• [Exercise instructions]: Copy out, unchanged, the lines starting with the one containing "0, 1170, 130]" and going on through the one containing "1100, 188, 1216]", both included.

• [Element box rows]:
******************************

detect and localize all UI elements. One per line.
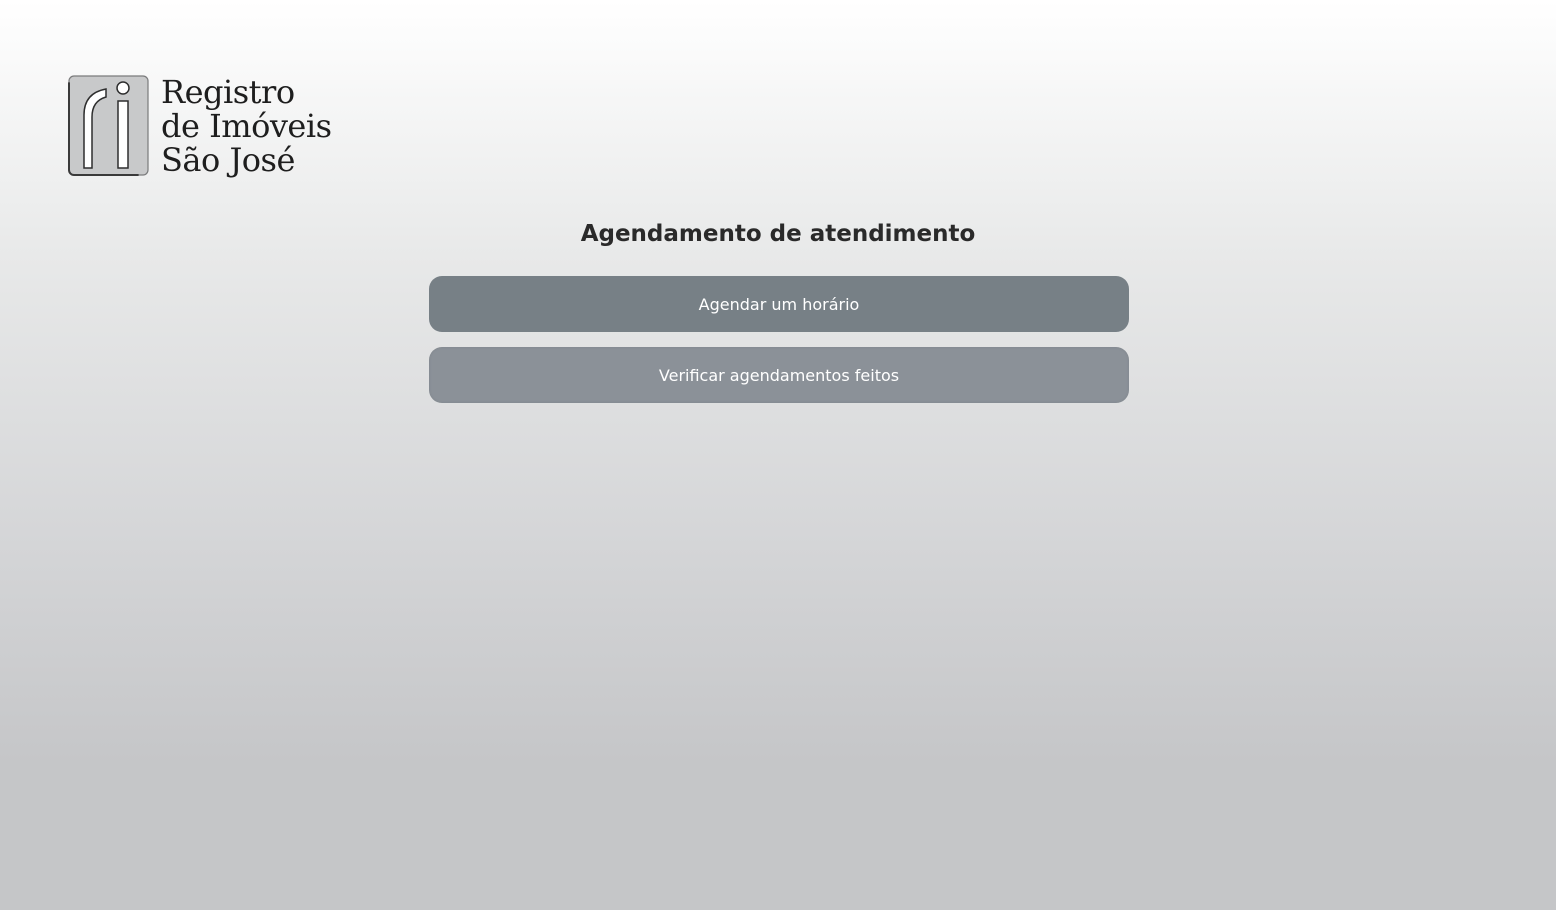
brand-line-3: São José [161,141,295,179]
brand-line-2: de Imóveis [161,107,332,145]
page-title: Agendamento de atendimento [580,221,976,247]
check-appointments-button[interactable]: Verificar agendamentos feitos [429,347,1129,403]
brand-name: Registro de Imóveis São José [161,75,332,177]
brand-line-1: Registro [161,73,295,111]
ri-monogram-icon [68,75,149,176]
brand-logo[interactable]: Registro de Imóveis São José [68,75,332,177]
schedule-appointment-button[interactable]: Agendar um horário [429,276,1129,332]
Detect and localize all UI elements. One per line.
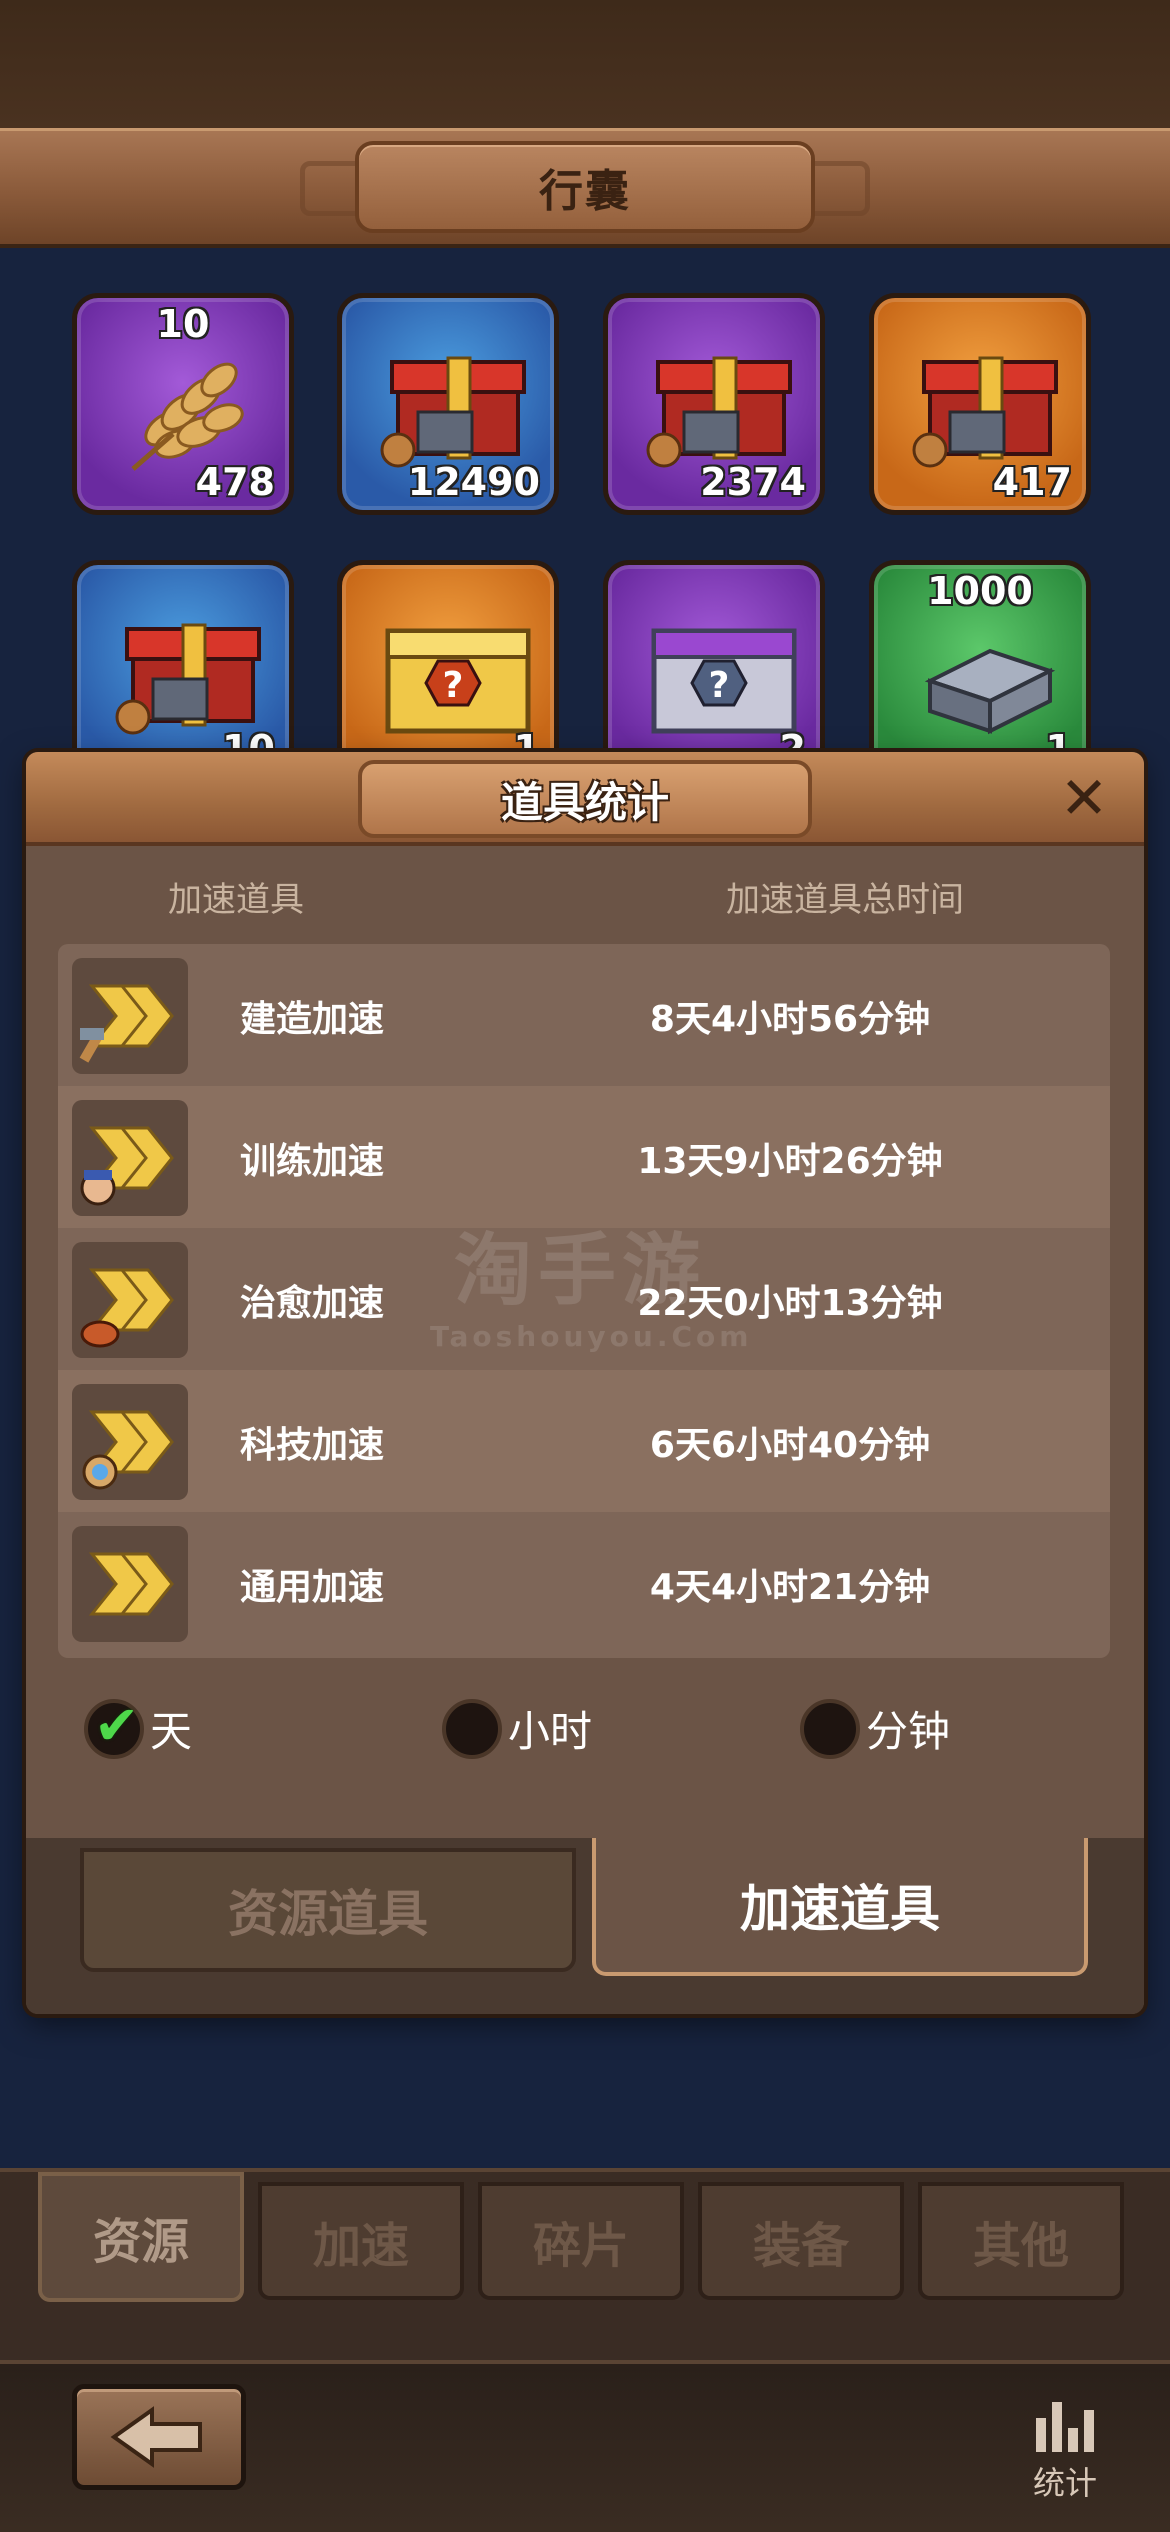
top-backdrop	[0, 0, 1170, 130]
speedup-name: 通用加速	[240, 1567, 385, 1608]
modal-tab-strip: 资源道具 加速道具	[26, 1838, 1144, 2014]
item-count: 12490	[407, 460, 540, 504]
back-arrow-icon	[110, 2406, 202, 2468]
train-speedup-icon	[72, 1100, 188, 1216]
radio-label: 分钟	[866, 1707, 951, 1756]
heal-speedup-icon	[72, 1242, 188, 1358]
speedup-time: 13天9小时26分钟	[637, 1141, 943, 1182]
radio-button	[442, 1698, 502, 1759]
list-item: 训练加速 13天9小时26分钟	[58, 1086, 1110, 1228]
item-tile[interactable]: 12490	[337, 293, 559, 515]
item-tile[interactable]: 2374	[603, 293, 825, 515]
radio-label: 小时	[508, 1707, 593, 1756]
speedup-time: 8天4小时56分钟	[649, 999, 931, 1040]
item-tile[interactable]: ? 2	[603, 560, 825, 782]
speedup-time: 4天4小时21分钟	[649, 1567, 931, 1608]
unit-radio-minute[interactable]: 分钟	[800, 1698, 950, 1759]
item-tile[interactable]: ? 1	[337, 560, 559, 782]
item-tile[interactable]: 1000 1	[869, 560, 1091, 782]
radio-label: 天	[150, 1707, 193, 1756]
speedup-time: 6天6小时40分钟	[649, 1425, 931, 1466]
radio-button	[800, 1698, 860, 1759]
close-icon: ✕	[1059, 764, 1109, 832]
tab-resources[interactable]: 资源	[38, 2172, 244, 2302]
statistics-label: 统计	[1032, 2464, 1097, 2502]
statistics-button[interactable]: 统计	[1020, 2394, 1110, 2504]
modal-title: 道具统计	[358, 760, 812, 838]
speedup-name: 建造加速	[240, 999, 385, 1040]
mystery-box-icon: ?	[385, 628, 531, 734]
tab-other[interactable]: 其他	[918, 2182, 1124, 2300]
back-button[interactable]	[72, 2384, 246, 2490]
iron-ingot-icon	[924, 648, 1056, 735]
unit-radio-hour[interactable]: 小时	[442, 1698, 592, 1759]
item-count: 417	[992, 460, 1072, 504]
watermark-logo: 淘手游	[453, 1226, 706, 1316]
build-speedup-icon	[72, 958, 188, 1074]
general-speedup-icon	[72, 1526, 188, 1642]
item-tile[interactable]: 417	[869, 293, 1091, 515]
tab-equipment[interactable]: 装备	[698, 2182, 904, 2300]
list-item: 建造加速 8天4小时56分钟	[58, 944, 1110, 1086]
mystery-box-icon: ?	[651, 628, 797, 734]
svg-text:?: ?	[443, 665, 464, 706]
footer-bar: 统计	[0, 2360, 1170, 2532]
list-item: 科技加速 6天6小时40分钟	[58, 1370, 1110, 1512]
tab-resource-items[interactable]: 资源道具	[80, 1848, 576, 1972]
radio-button: ✔	[84, 1693, 144, 1759]
column-header-item: 加速道具	[168, 880, 304, 920]
tab-speedup-items[interactable]: 加速道具	[592, 1838, 1088, 1976]
unit-radio-day[interactable]: ✔ 天	[84, 1698, 192, 1759]
tech-speedup-icon	[72, 1384, 188, 1500]
item-tile[interactable]: 10 478	[72, 293, 294, 515]
checkmark-icon: ✔	[94, 1693, 140, 1757]
item-count: 478	[195, 460, 275, 504]
page-title: 行囊	[355, 141, 815, 233]
speedup-name: 治愈加速	[240, 1283, 385, 1324]
speedup-name: 科技加速	[240, 1425, 385, 1466]
column-header-time: 加速道具总时间	[726, 880, 964, 920]
list-item: 通用加速 4天4小时21分钟	[58, 1512, 1110, 1654]
item-count: 2374	[700, 460, 806, 504]
watermark-url: Taoshouyou.Com	[430, 1320, 753, 1353]
item-tile[interactable]: 10	[72, 560, 294, 782]
bar-chart-icon	[1020, 2394, 1110, 2452]
svg-text:?: ?	[709, 665, 730, 706]
modal-header: 道具统计 ✕	[26, 752, 1144, 846]
watermark: 淘手游 Taoshouyou.Com	[430, 1208, 753, 1353]
title-bar: 行囊	[0, 128, 1170, 248]
category-tab-bar: 资源 加速 碎片 装备 其他	[0, 2168, 1170, 2360]
item-stats-modal: 道具统计 ✕ 加速道具 加速道具总时间 建造加速 8天4小时56分钟 训练加速 …	[26, 752, 1144, 2014]
tab-fragments[interactable]: 碎片	[478, 2182, 684, 2300]
speedup-name: 训练加速	[240, 1141, 385, 1182]
tab-speedups[interactable]: 加速	[258, 2182, 464, 2300]
close-button[interactable]: ✕	[1054, 768, 1114, 828]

******************************

• [Output]:
top-backdrop	[0, 0, 1170, 130]
speedup-name: 通用加速	[240, 1567, 385, 1608]
modal-tab-strip: 资源道具 加速道具	[26, 1838, 1144, 2014]
item-count: 12490	[407, 460, 540, 504]
back-arrow-icon	[110, 2406, 202, 2468]
train-speedup-icon	[72, 1100, 188, 1216]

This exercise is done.